Description of the task:
Can you rewrite the records below so that every "x-tick-label" becomes "x-axis-label", with nothing else changed?
--
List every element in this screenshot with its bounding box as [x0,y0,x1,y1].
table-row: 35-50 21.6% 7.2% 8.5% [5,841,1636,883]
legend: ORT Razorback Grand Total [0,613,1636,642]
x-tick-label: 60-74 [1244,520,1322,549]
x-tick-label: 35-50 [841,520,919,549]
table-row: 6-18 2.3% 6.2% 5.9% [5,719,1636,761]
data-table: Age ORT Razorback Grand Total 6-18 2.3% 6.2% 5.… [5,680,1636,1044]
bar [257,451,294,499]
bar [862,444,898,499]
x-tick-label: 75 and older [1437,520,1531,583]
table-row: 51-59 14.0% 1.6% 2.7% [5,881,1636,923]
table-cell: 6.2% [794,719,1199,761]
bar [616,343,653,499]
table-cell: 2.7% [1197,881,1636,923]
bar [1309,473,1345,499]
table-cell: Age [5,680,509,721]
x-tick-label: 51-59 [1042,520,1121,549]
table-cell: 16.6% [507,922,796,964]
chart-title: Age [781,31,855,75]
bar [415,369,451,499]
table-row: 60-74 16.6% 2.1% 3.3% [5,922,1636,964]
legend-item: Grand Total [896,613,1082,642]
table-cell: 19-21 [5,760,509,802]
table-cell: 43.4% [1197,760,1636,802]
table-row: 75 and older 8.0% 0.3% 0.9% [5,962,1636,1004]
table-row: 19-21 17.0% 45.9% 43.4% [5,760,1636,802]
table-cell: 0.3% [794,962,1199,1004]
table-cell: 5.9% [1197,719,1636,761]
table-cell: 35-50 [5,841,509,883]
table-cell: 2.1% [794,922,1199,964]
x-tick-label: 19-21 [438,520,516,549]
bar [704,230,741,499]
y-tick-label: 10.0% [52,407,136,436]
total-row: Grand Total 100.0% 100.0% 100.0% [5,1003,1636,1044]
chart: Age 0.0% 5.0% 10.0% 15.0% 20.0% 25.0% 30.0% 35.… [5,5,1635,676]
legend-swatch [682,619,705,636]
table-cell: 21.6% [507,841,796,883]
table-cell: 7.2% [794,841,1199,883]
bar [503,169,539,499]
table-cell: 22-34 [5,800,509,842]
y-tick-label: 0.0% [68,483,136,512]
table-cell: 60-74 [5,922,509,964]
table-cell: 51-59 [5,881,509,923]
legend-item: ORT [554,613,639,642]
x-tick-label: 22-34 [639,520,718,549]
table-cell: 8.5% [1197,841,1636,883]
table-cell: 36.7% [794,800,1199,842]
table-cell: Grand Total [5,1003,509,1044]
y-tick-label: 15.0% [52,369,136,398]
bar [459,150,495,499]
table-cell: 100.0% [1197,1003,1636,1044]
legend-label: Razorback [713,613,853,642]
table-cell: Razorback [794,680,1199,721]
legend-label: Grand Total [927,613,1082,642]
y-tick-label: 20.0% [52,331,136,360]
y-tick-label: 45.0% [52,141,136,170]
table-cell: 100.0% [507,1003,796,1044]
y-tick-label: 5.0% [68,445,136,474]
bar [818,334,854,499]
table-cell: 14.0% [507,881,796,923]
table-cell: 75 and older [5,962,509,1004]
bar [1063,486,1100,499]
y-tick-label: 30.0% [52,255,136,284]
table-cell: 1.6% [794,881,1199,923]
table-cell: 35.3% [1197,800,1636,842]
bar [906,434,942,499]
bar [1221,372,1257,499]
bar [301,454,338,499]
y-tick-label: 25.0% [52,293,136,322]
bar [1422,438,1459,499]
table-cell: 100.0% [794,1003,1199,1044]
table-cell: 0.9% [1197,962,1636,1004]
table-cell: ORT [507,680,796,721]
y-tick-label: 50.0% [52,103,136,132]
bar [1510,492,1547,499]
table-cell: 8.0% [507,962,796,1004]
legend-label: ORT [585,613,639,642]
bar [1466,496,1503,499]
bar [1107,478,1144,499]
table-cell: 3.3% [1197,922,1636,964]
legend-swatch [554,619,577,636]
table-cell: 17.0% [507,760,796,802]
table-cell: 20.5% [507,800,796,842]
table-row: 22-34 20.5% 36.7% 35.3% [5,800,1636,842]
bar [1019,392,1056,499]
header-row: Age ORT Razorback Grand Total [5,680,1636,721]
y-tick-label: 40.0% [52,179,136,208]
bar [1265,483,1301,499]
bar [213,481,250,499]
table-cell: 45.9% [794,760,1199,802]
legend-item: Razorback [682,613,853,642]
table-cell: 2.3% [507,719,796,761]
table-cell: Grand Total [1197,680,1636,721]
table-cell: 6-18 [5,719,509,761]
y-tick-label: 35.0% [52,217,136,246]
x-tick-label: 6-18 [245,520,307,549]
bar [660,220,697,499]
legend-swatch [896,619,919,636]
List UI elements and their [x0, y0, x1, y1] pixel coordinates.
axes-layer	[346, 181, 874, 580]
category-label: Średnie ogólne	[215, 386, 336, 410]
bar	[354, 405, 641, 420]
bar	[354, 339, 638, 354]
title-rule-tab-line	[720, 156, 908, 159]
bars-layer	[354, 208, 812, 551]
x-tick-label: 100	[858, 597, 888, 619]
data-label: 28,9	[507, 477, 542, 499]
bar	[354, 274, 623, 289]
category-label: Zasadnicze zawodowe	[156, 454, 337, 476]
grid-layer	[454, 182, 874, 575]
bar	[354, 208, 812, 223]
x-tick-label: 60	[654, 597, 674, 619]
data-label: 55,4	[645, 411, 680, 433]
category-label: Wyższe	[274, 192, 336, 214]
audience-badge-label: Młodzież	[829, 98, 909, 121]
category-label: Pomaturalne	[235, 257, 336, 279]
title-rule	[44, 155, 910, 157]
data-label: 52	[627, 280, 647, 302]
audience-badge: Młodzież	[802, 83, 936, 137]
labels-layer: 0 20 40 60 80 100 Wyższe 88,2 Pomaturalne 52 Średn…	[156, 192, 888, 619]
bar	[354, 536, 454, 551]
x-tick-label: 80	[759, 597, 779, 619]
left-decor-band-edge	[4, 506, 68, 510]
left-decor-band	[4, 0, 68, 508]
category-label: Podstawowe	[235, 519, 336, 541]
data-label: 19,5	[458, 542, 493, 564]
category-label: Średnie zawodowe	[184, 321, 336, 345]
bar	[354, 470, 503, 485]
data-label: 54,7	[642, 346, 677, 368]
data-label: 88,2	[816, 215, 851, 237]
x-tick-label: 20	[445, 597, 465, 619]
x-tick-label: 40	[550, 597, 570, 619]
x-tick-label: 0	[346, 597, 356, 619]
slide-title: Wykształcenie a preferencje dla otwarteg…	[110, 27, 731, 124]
--
Result below:
List every element in this screenshot with its bounding box as [x0,y0,x1,y1].
table-row: 35-50 21.6% 7.2% 8.5% [5,841,1636,883]
legend: ORT Razorback Grand Total [0,613,1636,642]
x-axis-label: 60-74 [1244,520,1322,549]
x-axis-label: 35-50 [841,520,919,549]
table-row: 6-18 2.3% 6.2% 5.9% [5,719,1636,761]
data-table: Age ORT Razorback Grand Total 6-18 2.3% 6.2% 5.… [5,680,1636,1044]
bar [257,451,294,499]
bar [862,444,898,499]
x-axis-label: 75 and older [1437,520,1531,583]
table-row: 51-59 14.0% 1.6% 2.7% [5,881,1636,923]
table-cell: 6.2% [794,719,1199,761]
bar [616,343,653,499]
table-cell: 2.7% [1197,881,1636,923]
bar [1309,473,1345,499]
table-cell: Age [5,680,509,721]
x-axis-label: 51-59 [1042,520,1121,549]
table-cell: 16.6% [507,922,796,964]
chart-title: Age [781,31,855,75]
bar [415,369,451,499]
table-row: 60-74 16.6% 2.1% 3.3% [5,922,1636,964]
legend-item: Grand Total [896,613,1082,642]
table-cell: 19-21 [5,760,509,802]
table-cell: 43.4% [1197,760,1636,802]
table-row: 75 and older 8.0% 0.3% 0.9% [5,962,1636,1004]
table-row: 19-21 17.0% 45.9% 43.4% [5,760,1636,802]
table-cell: 0.3% [794,962,1199,1004]
table-cell: 5.9% [1197,719,1636,761]
table-cell: 35-50 [5,841,509,883]
table-cell: 2.1% [794,922,1199,964]
x-axis-label: 19-21 [438,520,516,549]
bar [704,230,741,499]
y-tick-label: 10.0% [52,407,136,436]
total-row: Grand Total 100.0% 100.0% 100.0% [5,1003,1636,1044]
chart: Age 0.0% 5.0% 10.0% 15.0% 20.0% 25.0% 30.0% 35.… [5,5,1635,676]
legend-swatch [682,619,705,636]
table-cell: 21.6% [507,841,796,883]
table-cell: 7.2% [794,841,1199,883]
bar [503,169,539,499]
table-cell: 22-34 [5,800,509,842]
y-tick-label: 0.0% [68,483,136,512]
table-cell: 60-74 [5,922,509,964]
table-cell: 51-59 [5,881,509,923]
legend-item: ORT [554,613,639,642]
x-axis-label: 22-34 [639,520,718,549]
table-cell: 8.5% [1197,841,1636,883]
table-cell: 36.7% [794,800,1199,842]
table-cell: Grand Total [5,1003,509,1044]
y-tick-label: 15.0% [52,369,136,398]
bar [459,150,495,499]
table-cell: 100.0% [1197,1003,1636,1044]
legend-label: Razorback [713,613,853,642]
table-cell: Razorback [794,680,1199,721]
legend-label: Grand Total [927,613,1082,642]
y-tick-label: 20.0% [52,331,136,360]
y-tick-label: 45.0% [52,141,136,170]
table-cell: 100.0% [507,1003,796,1044]
y-tick-label: 5.0% [68,445,136,474]
bar [818,334,854,499]
table-cell: 14.0% [507,881,796,923]
table-cell: 75 and older [5,962,509,1004]
bar [1063,486,1100,499]
y-tick-label: 30.0% [52,255,136,284]
table-cell: 1.6% [794,881,1199,923]
table-cell: 35.3% [1197,800,1636,842]
bar [906,434,942,499]
bar [1221,372,1257,499]
bar [301,454,338,499]
y-tick-label: 25.0% [52,293,136,322]
bar [1422,438,1459,499]
table-cell: 100.0% [794,1003,1199,1044]
table-cell: 0.9% [1197,962,1636,1004]
table-cell: ORT [507,680,796,721]
y-tick-label: 50.0% [52,103,136,132]
bar [1510,492,1547,499]
table-cell: 8.0% [507,962,796,1004]
legend-label: ORT [585,613,639,642]
bar [1466,496,1503,499]
bar [1107,478,1144,499]
table-cell: 3.3% [1197,922,1636,964]
legend-swatch [554,619,577,636]
table-cell: 17.0% [507,760,796,802]
table-cell: 20.5% [507,800,796,842]
table-row: 22-34 20.5% 36.7% 35.3% [5,800,1636,842]
bar [1019,392,1056,499]
header-row: Age ORT Razorback Grand Total [5,680,1636,721]
y-tick-label: 40.0% [52,179,136,208]
bar [1265,483,1301,499]
bar [213,481,250,499]
table-cell: 45.9% [794,760,1199,802]
legend-item: Razorback [682,613,853,642]
table-cell: 2.3% [507,719,796,761]
table-cell: Grand Total [1197,680,1636,721]
table-cell: 6-18 [5,719,509,761]
y-tick-label: 35.0% [52,217,136,246]
x-axis-label: 6-18 [245,520,307,549]
bar [660,220,697,499]
legend-swatch [896,619,919,636]
List UI elements and their [x0, y0, x1, y1] pixel coordinates.
axes-layer	[346, 181, 874, 580]
category-label: Średnie ogólne	[215, 386, 336, 410]
bar	[354, 405, 641, 420]
bar	[354, 339, 638, 354]
title-rule-tab-line	[720, 156, 908, 159]
bars-layer	[354, 208, 812, 551]
x-axis-label: 100	[858, 597, 888, 619]
data-label: 28,9	[507, 477, 542, 499]
bar	[354, 274, 623, 289]
category-label: Zasadnicze zawodowe	[156, 454, 337, 476]
grid-layer	[454, 182, 874, 575]
bar	[354, 208, 812, 223]
x-axis-label: 60	[654, 597, 674, 619]
data-label: 55,4	[645, 411, 680, 433]
category-label: Wyższe	[274, 192, 336, 214]
audience-badge-label: Młodzież	[829, 98, 909, 121]
category-label: Pomaturalne	[235, 257, 336, 279]
title-rule	[44, 155, 910, 157]
data-label: 52	[627, 280, 647, 302]
audience-badge: Młodzież	[802, 83, 936, 137]
labels-layer: 0 20 40 60 80 100 Wyższe 88,2 Pomaturalne 52 Średn…	[156, 192, 888, 619]
bar	[354, 536, 454, 551]
x-axis-label: 80	[759, 597, 779, 619]
left-decor-band-edge	[4, 506, 68, 510]
left-decor-band	[4, 0, 68, 508]
category-label: Podstawowe	[235, 519, 336, 541]
data-label: 19,5	[458, 542, 493, 564]
category-label: Średnie zawodowe	[184, 321, 336, 345]
bar	[354, 470, 503, 485]
data-label: 54,7	[642, 346, 677, 368]
data-label: 88,2	[816, 215, 851, 237]
x-axis-label: 20	[445, 597, 465, 619]
x-axis-label: 40	[550, 597, 570, 619]
x-axis-label: 0	[346, 597, 356, 619]
slide-title: Wykształcenie a preferencje dla otwarteg…	[110, 27, 731, 124]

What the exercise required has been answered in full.